Exercise task → Please state how many lines of the entries below contain the string "axis", treating uppercase and lowercase as different. Reply with the number only.
[start Listed entries]
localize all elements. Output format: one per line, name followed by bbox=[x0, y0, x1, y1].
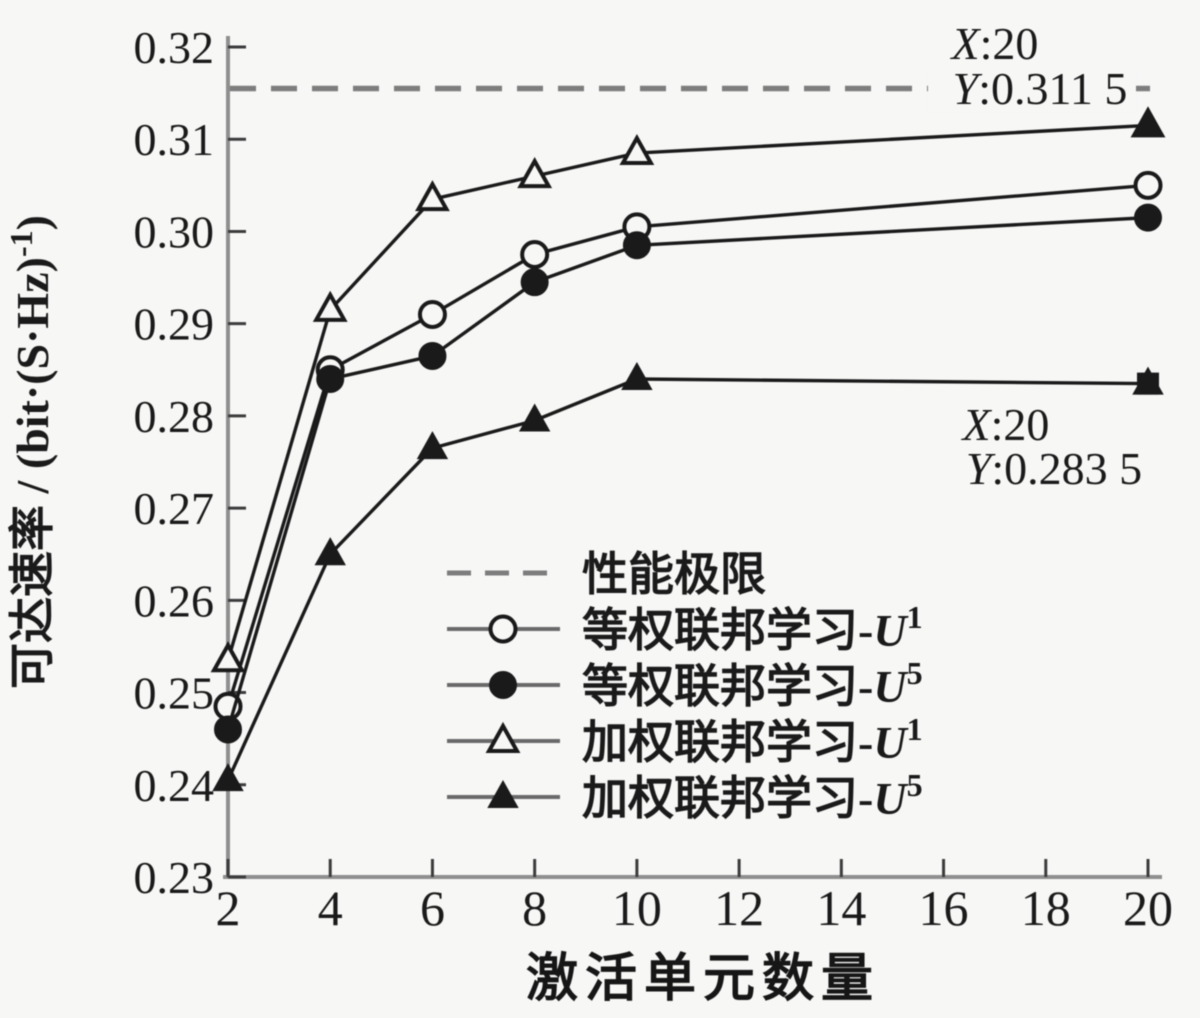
legend-label: 加权联邦学习-U1 bbox=[582, 711, 923, 768]
y-tick-label: 0.31 bbox=[134, 114, 215, 165]
marker-triangle-open bbox=[312, 290, 348, 322]
y-tick-label: 0.24 bbox=[134, 760, 215, 811]
data-tip-1: X:20Y:0.283 5 bbox=[961, 399, 1143, 494]
y-tick-label: 0.23 bbox=[134, 852, 215, 903]
marker-triangle-filled bbox=[487, 779, 519, 808]
marker-circle-filled bbox=[418, 341, 447, 370]
y-tick-label: 0.32 bbox=[134, 22, 215, 73]
legend-label: 性能极限 bbox=[582, 549, 766, 600]
y-axis-title: 可达速率 / (bit·(S·Hz)-1) bbox=[3, 215, 58, 689]
marker-triangle-open bbox=[210, 641, 246, 673]
x-tick-label: 14 bbox=[816, 880, 866, 936]
x-tick-label: 2 bbox=[216, 880, 241, 936]
data-tip-text: Y:0.311 5 bbox=[953, 63, 1128, 114]
marker-circle-open bbox=[417, 299, 447, 329]
marker-circle-filled bbox=[316, 365, 345, 393]
series-line bbox=[226, 377, 1149, 781]
x-tick-label: 10 bbox=[612, 880, 662, 936]
x-tick-label: 4 bbox=[318, 880, 343, 936]
data-tip-text: X:20 bbox=[950, 18, 1039, 69]
marker-triangle-filled bbox=[621, 361, 653, 390]
data-tip-mask bbox=[928, 66, 1136, 112]
x-tick-label: 18 bbox=[1021, 880, 1071, 936]
marker-square-filled bbox=[1137, 372, 1159, 395]
legend-label: 加权联邦学习-U5 bbox=[582, 767, 923, 824]
axes: 0.23 0.24 0.25 0.26 0.27 0.28 0.29 0.30 0.31 0.32… bbox=[134, 22, 1174, 936]
marker-circle-open bbox=[520, 240, 550, 269]
series-equal-weight-u5 bbox=[214, 203, 1162, 744]
marker-circle-filled bbox=[489, 671, 517, 699]
x-tick-label: 12 bbox=[714, 880, 764, 936]
cursor-markers bbox=[1132, 108, 1164, 395]
marker-triangle-filled bbox=[212, 763, 244, 792]
series-line bbox=[226, 215, 1149, 730]
marker-triangle-open bbox=[485, 721, 521, 753]
data-tip-text: Y:0.283 5 bbox=[966, 443, 1142, 494]
legend-entry-1: 等权联邦学习-U1 bbox=[447, 599, 923, 656]
x-tick-label: 20 bbox=[1123, 880, 1173, 936]
marker-circle-filled bbox=[622, 231, 651, 260]
marker-circle-filled bbox=[214, 715, 242, 744]
marker-triangle-filled bbox=[416, 431, 449, 460]
legend-entry-0: 性能极限 bbox=[447, 549, 766, 600]
x-tick-label: 6 bbox=[420, 880, 445, 936]
marker-circle-open bbox=[488, 614, 518, 644]
marker-triangle-open bbox=[517, 157, 553, 189]
marker-triangle-open bbox=[619, 133, 655, 166]
marker-triangle-filled bbox=[1132, 108, 1164, 137]
legend-entry-3: 加权联邦学习-U1 bbox=[447, 711, 923, 768]
legend-entry-4: 加权联邦学习-U5 bbox=[447, 767, 923, 824]
legend-label: 等权联邦学习-U1 bbox=[582, 599, 923, 656]
y-tick-label: 0.27 bbox=[134, 483, 215, 534]
y-tick-label: 0.28 bbox=[134, 391, 215, 442]
y-tick-label: 0.25 bbox=[134, 668, 215, 719]
marker-circle-filled bbox=[520, 268, 549, 297]
x-axis-title: 激活单元数量 bbox=[525, 951, 880, 1008]
marker-triangle-filled bbox=[518, 403, 551, 432]
data-tip-0: X:20Y:0.311 5 bbox=[928, 18, 1136, 114]
x-tick-label: 16 bbox=[919, 880, 969, 936]
marker-circle-open bbox=[1133, 170, 1163, 200]
y-tick-label: 0.30 bbox=[134, 206, 215, 257]
series-line bbox=[226, 183, 1149, 707]
y-tick-label: 0.26 bbox=[134, 575, 215, 626]
y-tick-label: 0.29 bbox=[134, 299, 215, 350]
x-tick-label: 8 bbox=[522, 880, 547, 936]
marker-triangle-open bbox=[415, 180, 450, 212]
series-weighted-u5 bbox=[212, 361, 1164, 792]
data-tip-text: X:20 bbox=[961, 399, 1050, 450]
marker-triangle-filled bbox=[314, 537, 346, 566]
legend-entry-2: 等权联邦学习-U5 bbox=[447, 655, 923, 712]
series-line bbox=[226, 123, 1149, 661]
marker-circle-filled bbox=[1134, 203, 1162, 232]
legend-label: 等权联邦学习-U5 bbox=[582, 655, 923, 712]
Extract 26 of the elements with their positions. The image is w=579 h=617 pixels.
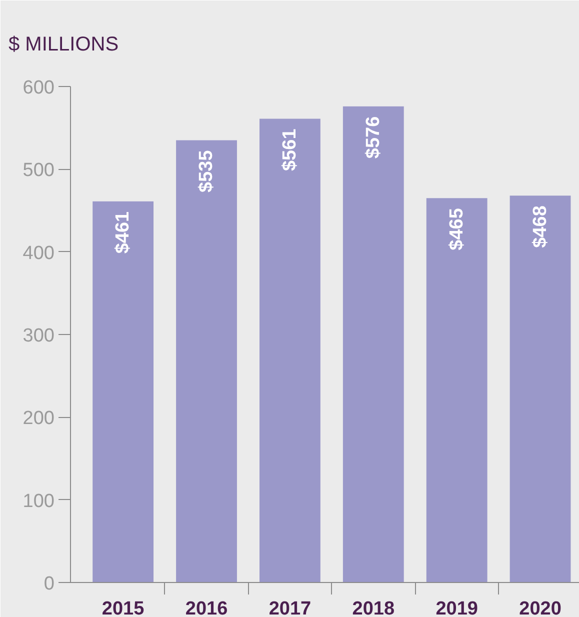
x-tick-label: 2018 xyxy=(352,598,395,617)
y-tick-label: 300 xyxy=(22,326,54,346)
y-tick-label: 0 xyxy=(44,574,55,594)
x-tick-label: 2019 xyxy=(436,598,478,617)
bar xyxy=(510,196,571,582)
x-tick-label: 2016 xyxy=(185,598,228,617)
y-tick-label: 200 xyxy=(22,408,54,430)
y-tick-label: 600 xyxy=(22,78,54,98)
data-label: $535 xyxy=(196,150,218,192)
data-label: $461 xyxy=(112,210,134,254)
x-tick-label: 2017 xyxy=(268,598,312,617)
data-label: $576 xyxy=(362,116,384,159)
x-tick-label: 2015 xyxy=(102,598,145,617)
bar xyxy=(176,140,237,582)
bar xyxy=(426,198,488,582)
bar xyxy=(92,201,154,582)
x-tick-label: 2020 xyxy=(519,598,562,617)
y-tick-label: 400 xyxy=(22,242,54,264)
data-label: $465 xyxy=(446,208,468,250)
chart-title: $ MILLIONS xyxy=(8,34,119,56)
y-tick-label: 100 xyxy=(22,490,54,512)
data-label: $561 xyxy=(279,128,300,172)
y-tick-label: 500 xyxy=(22,160,54,182)
data-label: $468 xyxy=(530,206,551,248)
bar xyxy=(260,118,320,582)
bar xyxy=(342,106,404,582)
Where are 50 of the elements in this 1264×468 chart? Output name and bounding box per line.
[end Listed entries]
The output → 2